Given problem
Convert the rows from the start through the line containing "box-intro: 1 本、2" into a numbered list, leaving out any blank lines.

Lines of data
━━━━━━━━━━━━━━━━━━━━
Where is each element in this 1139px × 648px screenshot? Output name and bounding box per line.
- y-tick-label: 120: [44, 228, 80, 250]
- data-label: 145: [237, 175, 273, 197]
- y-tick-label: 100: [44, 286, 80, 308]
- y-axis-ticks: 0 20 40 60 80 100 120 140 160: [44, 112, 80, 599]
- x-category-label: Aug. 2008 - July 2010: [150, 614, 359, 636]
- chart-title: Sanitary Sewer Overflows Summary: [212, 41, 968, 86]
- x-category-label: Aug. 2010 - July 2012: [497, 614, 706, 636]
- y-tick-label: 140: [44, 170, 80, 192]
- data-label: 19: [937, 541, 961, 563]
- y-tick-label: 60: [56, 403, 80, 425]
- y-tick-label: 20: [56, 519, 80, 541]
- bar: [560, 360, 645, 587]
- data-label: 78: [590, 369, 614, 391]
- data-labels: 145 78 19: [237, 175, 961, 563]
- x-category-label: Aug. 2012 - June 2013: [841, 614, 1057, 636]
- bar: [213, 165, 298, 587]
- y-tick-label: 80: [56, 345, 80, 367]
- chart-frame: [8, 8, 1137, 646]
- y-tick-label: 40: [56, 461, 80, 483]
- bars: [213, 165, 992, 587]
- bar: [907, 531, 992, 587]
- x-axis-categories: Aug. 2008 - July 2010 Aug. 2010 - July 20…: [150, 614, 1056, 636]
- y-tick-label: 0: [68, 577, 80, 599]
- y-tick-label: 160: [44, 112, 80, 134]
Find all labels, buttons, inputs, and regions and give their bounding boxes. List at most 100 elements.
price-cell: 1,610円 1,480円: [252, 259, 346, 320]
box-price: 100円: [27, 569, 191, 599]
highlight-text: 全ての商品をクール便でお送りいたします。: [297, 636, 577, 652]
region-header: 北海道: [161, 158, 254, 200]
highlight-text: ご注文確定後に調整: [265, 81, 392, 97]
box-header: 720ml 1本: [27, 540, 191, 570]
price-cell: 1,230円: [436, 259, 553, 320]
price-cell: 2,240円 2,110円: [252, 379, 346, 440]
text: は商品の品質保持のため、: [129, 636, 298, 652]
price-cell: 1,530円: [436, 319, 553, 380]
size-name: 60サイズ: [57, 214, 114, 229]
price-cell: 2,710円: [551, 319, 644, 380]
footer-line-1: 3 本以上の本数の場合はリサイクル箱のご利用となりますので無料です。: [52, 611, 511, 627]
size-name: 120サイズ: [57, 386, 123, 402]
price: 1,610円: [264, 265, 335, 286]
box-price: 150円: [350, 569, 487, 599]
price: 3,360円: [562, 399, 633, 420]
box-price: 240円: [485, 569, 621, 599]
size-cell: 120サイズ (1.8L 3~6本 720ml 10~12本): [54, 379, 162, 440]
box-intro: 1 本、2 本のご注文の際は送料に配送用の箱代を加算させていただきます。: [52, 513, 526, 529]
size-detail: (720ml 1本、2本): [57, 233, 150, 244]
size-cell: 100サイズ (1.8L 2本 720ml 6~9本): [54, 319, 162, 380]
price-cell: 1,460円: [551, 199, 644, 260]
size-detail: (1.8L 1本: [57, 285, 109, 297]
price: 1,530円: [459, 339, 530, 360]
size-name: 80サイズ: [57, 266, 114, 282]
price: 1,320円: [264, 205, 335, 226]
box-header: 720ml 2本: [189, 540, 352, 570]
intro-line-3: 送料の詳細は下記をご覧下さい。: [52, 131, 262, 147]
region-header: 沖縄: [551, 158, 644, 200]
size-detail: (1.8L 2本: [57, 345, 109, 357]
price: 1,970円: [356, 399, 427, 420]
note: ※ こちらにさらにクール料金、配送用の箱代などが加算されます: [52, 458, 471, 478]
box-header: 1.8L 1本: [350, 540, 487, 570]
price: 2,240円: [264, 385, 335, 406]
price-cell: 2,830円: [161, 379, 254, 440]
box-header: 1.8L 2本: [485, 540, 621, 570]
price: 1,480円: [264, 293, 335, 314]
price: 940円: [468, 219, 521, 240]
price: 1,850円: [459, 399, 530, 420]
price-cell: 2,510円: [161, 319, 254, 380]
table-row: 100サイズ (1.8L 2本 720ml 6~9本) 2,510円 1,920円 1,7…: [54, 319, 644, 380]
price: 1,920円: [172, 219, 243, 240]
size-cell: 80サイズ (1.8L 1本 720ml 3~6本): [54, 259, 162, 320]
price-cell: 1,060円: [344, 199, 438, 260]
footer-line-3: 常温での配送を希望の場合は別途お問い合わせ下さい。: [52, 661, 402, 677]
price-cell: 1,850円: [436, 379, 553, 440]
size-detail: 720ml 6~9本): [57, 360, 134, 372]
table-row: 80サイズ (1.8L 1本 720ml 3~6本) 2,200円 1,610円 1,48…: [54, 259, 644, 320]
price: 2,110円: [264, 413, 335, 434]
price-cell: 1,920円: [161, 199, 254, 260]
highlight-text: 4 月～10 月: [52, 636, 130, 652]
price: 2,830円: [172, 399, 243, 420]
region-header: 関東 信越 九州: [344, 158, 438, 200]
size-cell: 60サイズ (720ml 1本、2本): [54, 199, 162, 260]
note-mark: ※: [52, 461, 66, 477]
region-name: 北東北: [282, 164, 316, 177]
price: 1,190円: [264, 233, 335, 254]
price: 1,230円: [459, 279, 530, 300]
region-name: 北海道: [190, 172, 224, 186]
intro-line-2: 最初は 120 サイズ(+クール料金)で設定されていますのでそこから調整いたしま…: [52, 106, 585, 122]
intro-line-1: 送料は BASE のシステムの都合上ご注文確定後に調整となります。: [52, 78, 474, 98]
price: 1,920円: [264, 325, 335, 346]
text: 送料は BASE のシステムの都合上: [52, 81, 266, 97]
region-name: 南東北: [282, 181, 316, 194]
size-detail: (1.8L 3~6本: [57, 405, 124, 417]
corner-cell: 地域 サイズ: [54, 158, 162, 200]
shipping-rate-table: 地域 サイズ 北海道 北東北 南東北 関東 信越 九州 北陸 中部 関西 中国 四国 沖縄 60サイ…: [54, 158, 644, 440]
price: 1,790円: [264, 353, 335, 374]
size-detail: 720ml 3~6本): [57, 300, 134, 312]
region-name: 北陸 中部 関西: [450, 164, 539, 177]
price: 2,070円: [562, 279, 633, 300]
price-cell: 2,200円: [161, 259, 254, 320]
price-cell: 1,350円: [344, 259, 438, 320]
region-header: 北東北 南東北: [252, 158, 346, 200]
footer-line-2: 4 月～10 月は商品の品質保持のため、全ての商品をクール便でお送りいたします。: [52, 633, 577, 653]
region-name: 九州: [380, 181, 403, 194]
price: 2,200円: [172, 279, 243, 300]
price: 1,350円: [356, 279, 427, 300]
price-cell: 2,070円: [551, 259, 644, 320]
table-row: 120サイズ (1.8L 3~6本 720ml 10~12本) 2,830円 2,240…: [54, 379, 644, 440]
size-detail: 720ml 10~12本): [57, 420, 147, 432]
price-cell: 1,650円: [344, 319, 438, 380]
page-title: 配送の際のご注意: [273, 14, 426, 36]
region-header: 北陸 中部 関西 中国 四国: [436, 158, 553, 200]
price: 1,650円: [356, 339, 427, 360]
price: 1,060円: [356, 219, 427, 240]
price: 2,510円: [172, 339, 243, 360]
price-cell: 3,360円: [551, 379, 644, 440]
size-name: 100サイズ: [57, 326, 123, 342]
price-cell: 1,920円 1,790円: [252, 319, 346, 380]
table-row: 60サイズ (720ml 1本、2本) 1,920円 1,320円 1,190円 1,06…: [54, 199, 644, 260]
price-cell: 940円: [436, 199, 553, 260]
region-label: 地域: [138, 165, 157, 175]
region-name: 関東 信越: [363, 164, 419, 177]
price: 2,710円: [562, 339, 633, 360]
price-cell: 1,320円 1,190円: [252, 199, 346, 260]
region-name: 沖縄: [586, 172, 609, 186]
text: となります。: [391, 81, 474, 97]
━━━━━━━━━━━━━━━━━━━━
The reply
1. Where is each element in this 1139px × 648px screenshot? Output name and bounding box per line.
2. - y-tick-label: 120: [44, 228, 80, 250]
3. - data-label: 145: [237, 175, 273, 197]
4. - y-tick-label: 100: [44, 286, 80, 308]
5. - y-axis-ticks: 0 20 40 60 80 100 120 140 160: [44, 112, 80, 599]
6. - x-category-label: Aug. 2008 - July 2010: [150, 614, 359, 636]
7. - chart-title: Sanitary Sewer Overflows Summary: [212, 41, 968, 86]
8. - x-category-label: Aug. 2010 - July 2012: [497, 614, 706, 636]
9. - y-tick-label: 140: [44, 170, 80, 192]
10. - data-label: 19: [937, 541, 961, 563]
11. - y-tick-label: 60: [56, 403, 80, 425]
12. - y-tick-label: 20: [56, 519, 80, 541]
13. - bar: [560, 360, 645, 587]
14. - data-label: 78: [590, 369, 614, 391]
15. - data-labels: 145 78 19: [237, 175, 961, 563]
16. - x-category-label: Aug. 2012 - June 2013: [841, 614, 1057, 636]
17. - bar: [213, 165, 298, 587]
18. - y-tick-label: 80: [56, 345, 80, 367]
19. - chart-frame: [8, 8, 1137, 646]
20. - y-tick-label: 40: [56, 461, 80, 483]
21. - bars: [213, 165, 992, 587]
22. - bar: [907, 531, 992, 587]
23. - x-axis-categories: Aug. 2008 - July 2010 Aug. 2010 - July 20…: [150, 614, 1056, 636]
24. - y-tick-label: 0: [68, 577, 80, 599]
25. - y-tick-label: 160: [44, 112, 80, 134]
26. Find all labels, buttons, inputs, and regions and give their bounding boxes. List at most 100 elements.
27. price-cell: 1,610円 1,480円: [252, 259, 346, 320]
28. box-price: 100円: [27, 569, 191, 599]
29. highlight-text: 全ての商品をクール便でお送りいたします。: [297, 636, 577, 652]
30. region-header: 北海道: [161, 158, 254, 200]
31. highlight-text: ご注文確定後に調整: [265, 81, 392, 97]
32. box-header: 720ml 1本: [27, 540, 191, 570]
33. price-cell: 1,230円: [436, 259, 553, 320]
34. price-cell: 2,240円 2,110円: [252, 379, 346, 440]
35. text: は商品の品質保持のため、: [129, 636, 298, 652]
36. price-cell: 1,530円: [436, 319, 553, 380]
37. size-name: 60サイズ: [57, 214, 114, 229]
38. price-cell: 2,710円: [551, 319, 644, 380]
39. footer-line-1: 3 本以上の本数の場合はリサイクル箱のご利用となりますので無料です。: [52, 611, 511, 627]
40. size-name: 120サイズ: [57, 386, 123, 402]
41. price: 1,610円: [264, 265, 335, 286]
42. box-price: 150円: [350, 569, 487, 599]
43. price: 3,360円: [562, 399, 633, 420]
44. box-price: 240円: [485, 569, 621, 599]
45. size-cell: 120サイズ (1.8L 3~6本 720ml 10~12本): [54, 379, 162, 440]
46. box-intro: 1 本、2 本のご注文の際は送料に配送用の箱代を加算させていただきます。: [52, 513, 526, 529]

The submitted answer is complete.